= TEXTO PARA LEITURA =
------------
As alamedas ao redor do Maior do Mundo foram como que invadidas pela sanha de vingança, dentro de uma carapaça de covardia. Seria a noite das garrafas e cabeças quebradas, porque finalmente iriam vingar o 4 x 1 de 2023?
Sentiram na verdade um outro 4 x 1, o gosto do Créu na boca.
Confesso que da Aura das Marquises do Estádio Nelson Rodrigues desejei, de forma inconsciente, que o jogo terminasse no Gol de um dos mais execrados do Time, pela própria torcida. Um Lima ... Rei!
Mas estava errado. Precisava haver uma outra pintura de Gol de toques de 1ª, com inspiração de um Paulo e cujo prego a ferir viesse de outro que já estava sendo xingados por muitos. Um Gol dentro da ... Árias!
Passes precisos de um Mestre Alado; Corridas de um moleque novo de Xerém; Corrida na linha de fundo de um moleque velho, que vem sendo “Martinillizado!
Torcida, está na hora de olhar somente para as paredes eternas de nosso Partenon das Laranjeiras, o Olimpo sagrado de Deuses de futebol e protegido pela Verdadeira Torcida Eterna.
Junte-se a ela e pare de ler e de dar palco para os detratores da imprensa de 2 cores. Só nós temos as Cores da Paleta poética de Nelson Rodrigues.
Conto com você.
Essa é Coluna em 3 Cores de hoje e
Eu sou o Cronista sempre contra os remadores afogados. Sou Tricolor.
------------
= DADOS FORNECIDOS =
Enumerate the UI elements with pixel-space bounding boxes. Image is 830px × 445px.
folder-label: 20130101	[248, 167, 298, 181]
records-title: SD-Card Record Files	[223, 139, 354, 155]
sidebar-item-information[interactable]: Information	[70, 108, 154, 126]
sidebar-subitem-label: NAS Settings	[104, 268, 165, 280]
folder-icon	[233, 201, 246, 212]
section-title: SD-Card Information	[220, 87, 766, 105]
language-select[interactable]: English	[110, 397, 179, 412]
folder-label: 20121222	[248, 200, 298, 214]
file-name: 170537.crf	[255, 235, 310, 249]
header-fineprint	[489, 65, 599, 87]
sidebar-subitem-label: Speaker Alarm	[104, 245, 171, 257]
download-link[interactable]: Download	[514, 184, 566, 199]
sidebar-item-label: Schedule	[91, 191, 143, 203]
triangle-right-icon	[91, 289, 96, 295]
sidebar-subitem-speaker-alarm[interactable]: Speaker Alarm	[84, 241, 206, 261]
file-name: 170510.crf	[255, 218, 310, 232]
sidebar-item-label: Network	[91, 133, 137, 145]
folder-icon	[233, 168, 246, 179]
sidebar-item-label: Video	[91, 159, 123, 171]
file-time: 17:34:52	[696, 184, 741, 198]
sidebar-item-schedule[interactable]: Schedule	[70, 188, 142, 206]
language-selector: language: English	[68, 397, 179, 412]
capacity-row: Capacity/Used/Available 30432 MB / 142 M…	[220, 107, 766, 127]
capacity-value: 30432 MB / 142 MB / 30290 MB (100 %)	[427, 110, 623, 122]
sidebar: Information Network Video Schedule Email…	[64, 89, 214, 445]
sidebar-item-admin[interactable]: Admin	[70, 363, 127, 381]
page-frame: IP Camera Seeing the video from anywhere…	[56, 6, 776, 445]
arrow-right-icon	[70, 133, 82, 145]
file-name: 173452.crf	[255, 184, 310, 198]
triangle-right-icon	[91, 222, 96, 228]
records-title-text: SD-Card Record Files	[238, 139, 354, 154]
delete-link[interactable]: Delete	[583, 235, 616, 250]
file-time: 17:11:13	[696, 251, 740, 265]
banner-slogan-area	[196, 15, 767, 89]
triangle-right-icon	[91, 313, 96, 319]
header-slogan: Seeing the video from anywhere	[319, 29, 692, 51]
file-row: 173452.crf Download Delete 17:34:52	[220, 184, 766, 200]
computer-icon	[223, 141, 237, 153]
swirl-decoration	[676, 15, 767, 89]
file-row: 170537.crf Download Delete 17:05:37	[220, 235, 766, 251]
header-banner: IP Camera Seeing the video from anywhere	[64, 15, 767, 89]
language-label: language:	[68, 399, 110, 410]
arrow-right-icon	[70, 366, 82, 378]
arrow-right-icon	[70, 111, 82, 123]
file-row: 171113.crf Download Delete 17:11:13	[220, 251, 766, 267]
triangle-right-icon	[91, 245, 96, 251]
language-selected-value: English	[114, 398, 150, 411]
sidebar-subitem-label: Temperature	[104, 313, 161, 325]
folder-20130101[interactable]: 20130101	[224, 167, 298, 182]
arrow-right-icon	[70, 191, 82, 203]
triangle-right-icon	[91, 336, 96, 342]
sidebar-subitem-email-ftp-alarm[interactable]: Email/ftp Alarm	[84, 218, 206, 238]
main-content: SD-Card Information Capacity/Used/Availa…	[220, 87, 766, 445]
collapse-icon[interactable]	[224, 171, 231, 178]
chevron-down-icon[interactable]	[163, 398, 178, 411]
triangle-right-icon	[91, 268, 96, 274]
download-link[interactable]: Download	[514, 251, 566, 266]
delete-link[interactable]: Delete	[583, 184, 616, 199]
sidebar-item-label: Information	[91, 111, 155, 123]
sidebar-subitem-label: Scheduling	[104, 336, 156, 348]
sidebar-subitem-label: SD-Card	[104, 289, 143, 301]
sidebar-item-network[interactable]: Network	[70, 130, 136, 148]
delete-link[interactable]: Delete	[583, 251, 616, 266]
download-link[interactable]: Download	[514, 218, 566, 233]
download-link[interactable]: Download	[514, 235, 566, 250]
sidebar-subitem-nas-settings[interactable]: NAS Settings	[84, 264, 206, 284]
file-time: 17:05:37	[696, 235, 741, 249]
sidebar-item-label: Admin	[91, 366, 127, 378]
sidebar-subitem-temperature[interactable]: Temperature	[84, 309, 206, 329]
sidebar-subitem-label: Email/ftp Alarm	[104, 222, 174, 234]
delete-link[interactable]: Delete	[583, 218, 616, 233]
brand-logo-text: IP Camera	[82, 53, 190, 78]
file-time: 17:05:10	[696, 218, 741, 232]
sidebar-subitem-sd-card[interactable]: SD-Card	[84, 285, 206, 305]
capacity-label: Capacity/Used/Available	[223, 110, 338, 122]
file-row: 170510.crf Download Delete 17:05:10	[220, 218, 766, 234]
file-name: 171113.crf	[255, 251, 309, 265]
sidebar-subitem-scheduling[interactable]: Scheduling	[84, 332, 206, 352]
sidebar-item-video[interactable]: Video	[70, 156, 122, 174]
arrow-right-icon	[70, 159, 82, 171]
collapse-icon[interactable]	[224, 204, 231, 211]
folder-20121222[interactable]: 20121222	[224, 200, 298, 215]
------------
= ENUNCIADO 1 =
Enumere as três ações descritas na crônica no trecho iniciado por "Passes precisos", indicando a quem cada uma é atribuída.
= ENUNCIADO 2 =
Verifique se cada afirmação a seguir está de acordo com a crônica, respondendo sim ou não e citando as palavras do texto que decidem a questão.
(a) O cronista declara-se tricolor.
(b) O cronista afirma que acertou ao desejar que o jogo terminasse no gol de Lima.
(c) O cronista recomenda à torcida que continue lendo a imprensa de 2 cores.
= ENUNCIADO 3 =
Reescreva de forma mais concisa o parágrafo da crônica que começa por "As alamedas ao redor do Maior do Mundo", preservando suas informações principais.

= RESPOSTA 1 =
1. Passes precisos, de um Mestre Alado.
2. Corridas, de um moleque novo de Xerém.
3. Corrida na linha de fundo, de um moleque velho.

= RESPOSTA 2 =
(a) Sim: "Sou Tricolor."
(b) Não: "Mas estava errado."
(c) Não: "pare de ler e de dar palco para os detratores da imprensa de 2 cores."

= RESPOSTA 3 =
O desejo de vingança, envolto em covardia, tomou as alamedas ao redor do Maior do Mundo, e perguntava-se se aquela seria a noite de garrafas e cabeças quebradas para vingar o 4 x 1 de 2023.